▶ **WORK INSTRUCTIONS**
Each entry below is to be written out exactly, and the pictures are to be left out.

▶ **MATERIALS PROVIDED**
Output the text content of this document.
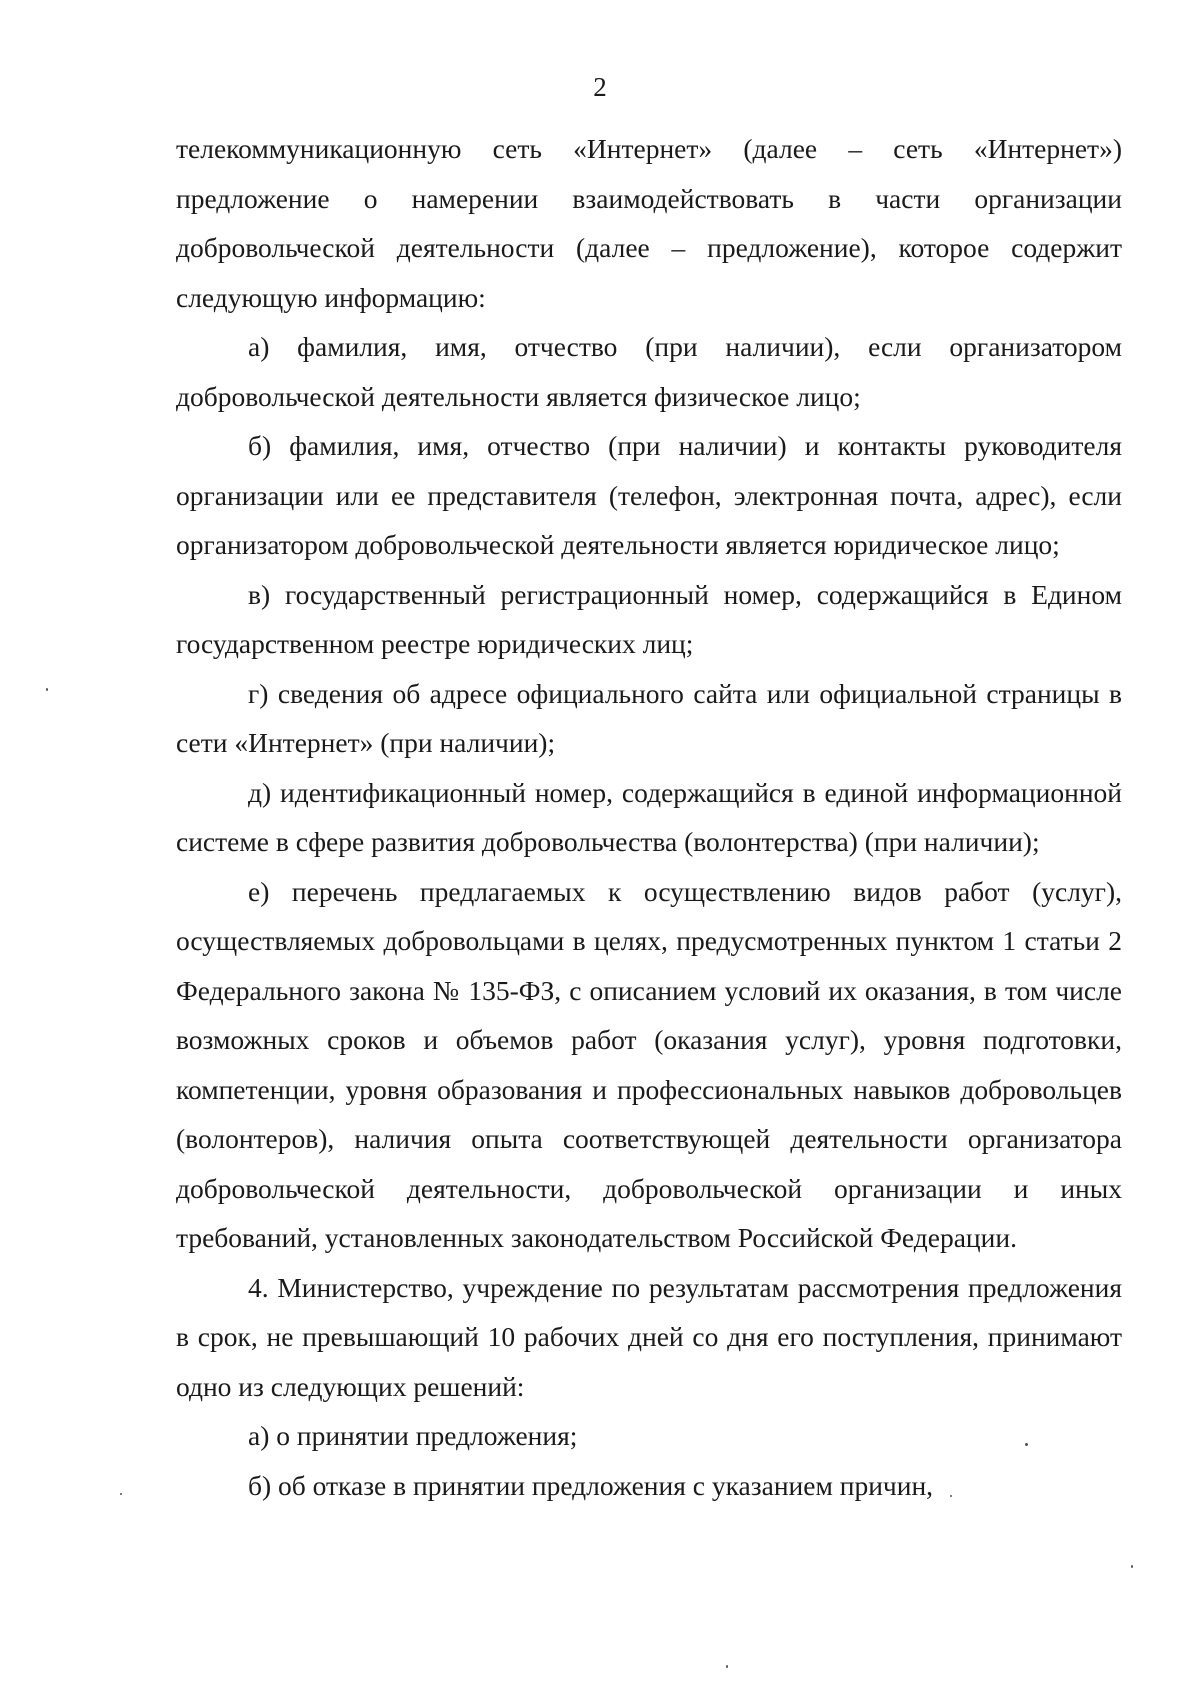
2

телекоммуникационную сеть «Интернет» (далее – сеть «Интернет») предложение о намерении взаимодействовать в части организации добровольческой деятельности (далее – предложение), которое содержит следующую информацию:

а) фамилия, имя, отчество (при наличии), если организатором добровольческой деятельности является физическое лицо;

б) фамилия, имя, отчество (при наличии) и контакты руководителя организации или ее представителя (телефон, электронная почта, адрес), если организатором добровольческой деятельности является юридическое лицо;

в) государственный регистрационный номер, содержащийся в Едином государственном реестре юридических лиц;

г) сведения об адресе официального сайта или официальной страницы в сети «Интернет» (при наличии);

д) идентификационный номер, содержащийся в единой информационной системе в сфере развития добровольчества (волонтерства) (при наличии);

е) перечень предлагаемых к осуществлению видов работ (услуг), осуществляемых добровольцами в целях, предусмотренных пунктом 1 статьи 2 Федерального закона № 135-ФЗ, с описанием условий их оказания, в том числе возможных сроков и объемов работ (оказания услуг), уровня подготовки, компетенции, уровня образования и профессиональных навыков добровольцев (волонтеров), наличия опыта соответствующей деятельности организатора добровольческой деятельности, добровольческой организации и иных требований, установленных законодательством Российской Федерации.

4. Министерство, учреждение по результатам рассмотрения предложения в срок, не превышающий 10 рабочих дней со дня его поступления, принимают одно из следующих решений:

а) о принятии предложения;

б) об отказе в принятии предложения с указанием причин,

▶ **ANSWER IN FULL**
Output the text content of this document.
2

телекоммуникационную сеть «Интернет» (далее – сеть «Интернет») предложение о намерении взаимодействовать в части организации добровольческой деятельности (далее – предложение), которое содержит следующую информацию:

а) фамилия, имя, отчество (при наличии), если организатором добровольческой деятельности является физическое лицо;

б) фамилия, имя, отчество (при наличии) и контакты руководителя организации или ее представителя (телефон, электронная почта, адрес), если организатором добровольческой деятельности является юридическое лицо;

в) государственный регистрационный номер, содержащийся в Едином государственном реестре юридических лиц;

г) сведения об адресе официального сайта или официальной страницы в сети «Интернет» (при наличии);

д) идентификационный номер, содержащийся в единой информационной системе в сфере развития добровольчества (волонтерства) (при наличии);

е) перечень предлагаемых к осуществлению видов работ (услуг), осуществляемых добровольцами в целях, предусмотренных пунктом 1 статьи 2 Федерального закона № 135-ФЗ, с описанием условий их оказания, в том числе возможных сроков и объемов работ (оказания услуг), уровня подготовки, компетенции, уровня образования и профессиональных навыков добровольцев (волонтеров), наличия опыта соответствующей деятельности организатора добровольческой деятельности, добровольческой организации и иных требований, установленных законодательством Российской Федерации.

4. Министерство, учреждение по результатам рассмотрения предложения в срок, не превышающий 10 рабочих дней со дня его поступления, принимают одно из следующих решений:

а) о принятии предложения;

б) об отказе в принятии предложения с указанием причин,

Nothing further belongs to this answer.